_Supplied entries_
....................

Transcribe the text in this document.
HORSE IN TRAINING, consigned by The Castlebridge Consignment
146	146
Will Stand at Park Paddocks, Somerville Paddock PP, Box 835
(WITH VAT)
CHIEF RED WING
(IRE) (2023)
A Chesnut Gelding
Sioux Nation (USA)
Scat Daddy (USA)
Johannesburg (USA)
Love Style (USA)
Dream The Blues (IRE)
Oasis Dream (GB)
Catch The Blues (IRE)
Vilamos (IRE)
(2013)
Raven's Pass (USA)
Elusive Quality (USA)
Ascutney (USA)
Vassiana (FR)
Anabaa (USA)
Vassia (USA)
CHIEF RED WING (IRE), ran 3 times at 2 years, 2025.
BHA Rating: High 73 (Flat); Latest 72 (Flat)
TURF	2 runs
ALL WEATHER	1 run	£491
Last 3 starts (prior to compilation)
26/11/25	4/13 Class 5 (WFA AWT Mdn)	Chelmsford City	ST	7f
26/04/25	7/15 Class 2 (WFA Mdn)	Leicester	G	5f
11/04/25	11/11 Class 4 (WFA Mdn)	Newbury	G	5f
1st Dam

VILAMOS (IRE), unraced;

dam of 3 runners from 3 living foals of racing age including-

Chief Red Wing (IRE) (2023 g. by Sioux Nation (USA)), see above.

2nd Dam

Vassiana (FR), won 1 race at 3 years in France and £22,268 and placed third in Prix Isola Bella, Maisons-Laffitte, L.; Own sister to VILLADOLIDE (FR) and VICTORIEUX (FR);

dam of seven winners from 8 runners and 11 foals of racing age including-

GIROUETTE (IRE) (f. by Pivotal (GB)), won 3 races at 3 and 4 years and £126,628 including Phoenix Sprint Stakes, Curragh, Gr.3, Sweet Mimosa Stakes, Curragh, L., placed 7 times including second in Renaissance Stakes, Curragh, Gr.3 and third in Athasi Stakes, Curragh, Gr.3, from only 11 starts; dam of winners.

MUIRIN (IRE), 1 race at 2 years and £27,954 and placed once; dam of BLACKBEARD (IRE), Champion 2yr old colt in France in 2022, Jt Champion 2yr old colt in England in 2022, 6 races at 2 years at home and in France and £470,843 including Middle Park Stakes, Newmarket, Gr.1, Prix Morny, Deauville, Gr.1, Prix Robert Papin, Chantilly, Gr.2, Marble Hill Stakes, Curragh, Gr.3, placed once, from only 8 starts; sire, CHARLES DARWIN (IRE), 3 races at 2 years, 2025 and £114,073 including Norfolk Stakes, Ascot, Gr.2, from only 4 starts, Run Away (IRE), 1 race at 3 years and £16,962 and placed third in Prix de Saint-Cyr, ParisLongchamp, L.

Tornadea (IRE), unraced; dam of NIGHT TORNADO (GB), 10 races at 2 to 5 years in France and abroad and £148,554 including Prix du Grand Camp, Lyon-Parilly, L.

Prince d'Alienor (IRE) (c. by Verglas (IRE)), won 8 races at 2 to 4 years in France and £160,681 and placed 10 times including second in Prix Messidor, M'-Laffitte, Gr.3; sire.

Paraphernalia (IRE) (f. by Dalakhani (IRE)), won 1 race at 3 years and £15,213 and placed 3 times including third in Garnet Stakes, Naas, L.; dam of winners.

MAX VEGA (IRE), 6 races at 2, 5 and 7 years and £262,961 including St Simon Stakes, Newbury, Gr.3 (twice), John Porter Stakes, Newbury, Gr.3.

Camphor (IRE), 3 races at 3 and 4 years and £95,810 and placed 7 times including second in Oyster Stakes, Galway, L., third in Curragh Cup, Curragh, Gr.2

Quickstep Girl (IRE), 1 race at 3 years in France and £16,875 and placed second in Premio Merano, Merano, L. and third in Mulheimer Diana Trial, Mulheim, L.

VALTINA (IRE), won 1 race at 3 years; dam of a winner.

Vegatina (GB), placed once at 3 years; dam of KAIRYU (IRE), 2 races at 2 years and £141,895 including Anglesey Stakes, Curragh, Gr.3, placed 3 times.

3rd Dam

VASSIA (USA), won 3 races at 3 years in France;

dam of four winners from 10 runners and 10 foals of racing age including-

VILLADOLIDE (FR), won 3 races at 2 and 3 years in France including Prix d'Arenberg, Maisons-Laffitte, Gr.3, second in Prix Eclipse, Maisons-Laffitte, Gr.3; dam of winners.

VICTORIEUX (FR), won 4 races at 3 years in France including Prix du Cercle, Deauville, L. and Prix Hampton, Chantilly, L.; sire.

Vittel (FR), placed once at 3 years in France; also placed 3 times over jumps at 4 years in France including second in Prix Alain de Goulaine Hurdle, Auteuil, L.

....................

_Exercise_
Copy the records above exactly.

_Solution to this task_
Transcribe the text in this document.
HORSE IN TRAINING, consigned by The Castlebridge Consignment
146	146
Will Stand at Park Paddocks, Somerville Paddock PP, Box 835
(WITH VAT)
CHIEF RED WING
(IRE) (2023)
A Chesnut Gelding
Sioux Nation (USA)
Scat Daddy (USA)
Johannesburg (USA)
Love Style (USA)
Dream The Blues (IRE)
Oasis Dream (GB)
Catch The Blues (IRE)
Vilamos (IRE)
(2013)
Raven's Pass (USA)
Elusive Quality (USA)
Ascutney (USA)
Vassiana (FR)
Anabaa (USA)
Vassia (USA)
CHIEF RED WING (IRE), ran 3 times at 2 years, 2025.
BHA Rating: High 73 (Flat); Latest 72 (Flat)
TURF	2 runs
ALL WEATHER	1 run	£491
Last 3 starts (prior to compilation)
26/11/25	4/13 Class 5 (WFA AWT Mdn)	Chelmsford City	ST	7f
26/04/25	7/15 Class 2 (WFA Mdn)	Leicester	G	5f
11/04/25	11/11 Class 4 (WFA Mdn)	Newbury	G	5f
1st Dam

VILAMOS (IRE), unraced;

dam of 3 runners from 3 living foals of racing age including-

Chief Red Wing (IRE) (2023 g. by Sioux Nation (USA)), see above.

2nd Dam

Vassiana (FR), won 1 race at 3 years in France and £22,268 and placed third in Prix Isola Bella, Maisons-Laffitte, L.; Own sister to VILLADOLIDE (FR) and VICTORIEUX (FR);

dam of seven winners from 8 runners and 11 foals of racing age including-

GIROUETTE (IRE) (f. by Pivotal (GB)), won 3 races at 3 and 4 years and £126,628 including Phoenix Sprint Stakes, Curragh, Gr.3, Sweet Mimosa Stakes, Curragh, L., placed 7 times including second in Renaissance Stakes, Curragh, Gr.3 and third in Athasi Stakes, Curragh, Gr.3, from only 11 starts; dam of winners.

MUIRIN (IRE), 1 race at 2 years and £27,954 and placed once; dam of BLACKBEARD (IRE), Champion 2yr old colt in France in 2022, Jt Champion 2yr old colt in England in 2022, 6 races at 2 years at home and in France and £470,843 including Middle Park Stakes, Newmarket, Gr.1, Prix Morny, Deauville, Gr.1, Prix Robert Papin, Chantilly, Gr.2, Marble Hill Stakes, Curragh, Gr.3, placed once, from only 8 starts; sire, CHARLES DARWIN (IRE), 3 races at 2 years, 2025 and £114,073 including Norfolk Stakes, Ascot, Gr.2, from only 4 starts, Run Away (IRE), 1 race at 3 years and £16,962 and placed third in Prix de Saint-Cyr, ParisLongchamp, L.

Tornadea (IRE), unraced; dam of NIGHT TORNADO (GB), 10 races at 2 to 5 years in France and abroad and £148,554 including Prix du Grand Camp, Lyon-Parilly, L.

Prince d'Alienor (IRE) (c. by Verglas (IRE)), won 8 races at 2 to 4 years in France and £160,681 and placed 10 times including second in Prix Messidor, M'-Laffitte, Gr.3; sire.

Paraphernalia (IRE) (f. by Dalakhani (IRE)), won 1 race at 3 years and £15,213 and placed 3 times including third in Garnet Stakes, Naas, L.; dam of winners.

MAX VEGA (IRE), 6 races at 2, 5 and 7 years and £262,961 including St Simon Stakes, Newbury, Gr.3 (twice), John Porter Stakes, Newbury, Gr.3.

Camphor (IRE), 3 races at 3 and 4 years and £95,810 and placed 7 times including second in Oyster Stakes, Galway, L., third in Curragh Cup, Curragh, Gr.2

Quickstep Girl (IRE), 1 race at 3 years in France and £16,875 and placed second in Premio Merano, Merano, L. and third in Mulheimer Diana Trial, Mulheim, L.

VALTINA (IRE), won 1 race at 3 years; dam of a winner.

Vegatina (GB), placed once at 3 years; dam of KAIRYU (IRE), 2 races at 2 years and £141,895 including Anglesey Stakes, Curragh, Gr.3, placed 3 times.

3rd Dam

VASSIA (USA), won 3 races at 3 years in France;

dam of four winners from 10 runners and 10 foals of racing age including-

VILLADOLIDE (FR), won 3 races at 2 and 3 years in France including Prix d'Arenberg, Maisons-Laffitte, Gr.3, second in Prix Eclipse, Maisons-Laffitte, Gr.3; dam of winners.

VICTORIEUX (FR), won 4 races at 3 years in France including Prix du Cercle, Deauville, L. and Prix Hampton, Chantilly, L.; sire.

Vittel (FR), placed once at 3 years in France; also placed 3 times over jumps at 4 years in France including second in Prix Alain de Goulaine Hurdle, Auteuil, L.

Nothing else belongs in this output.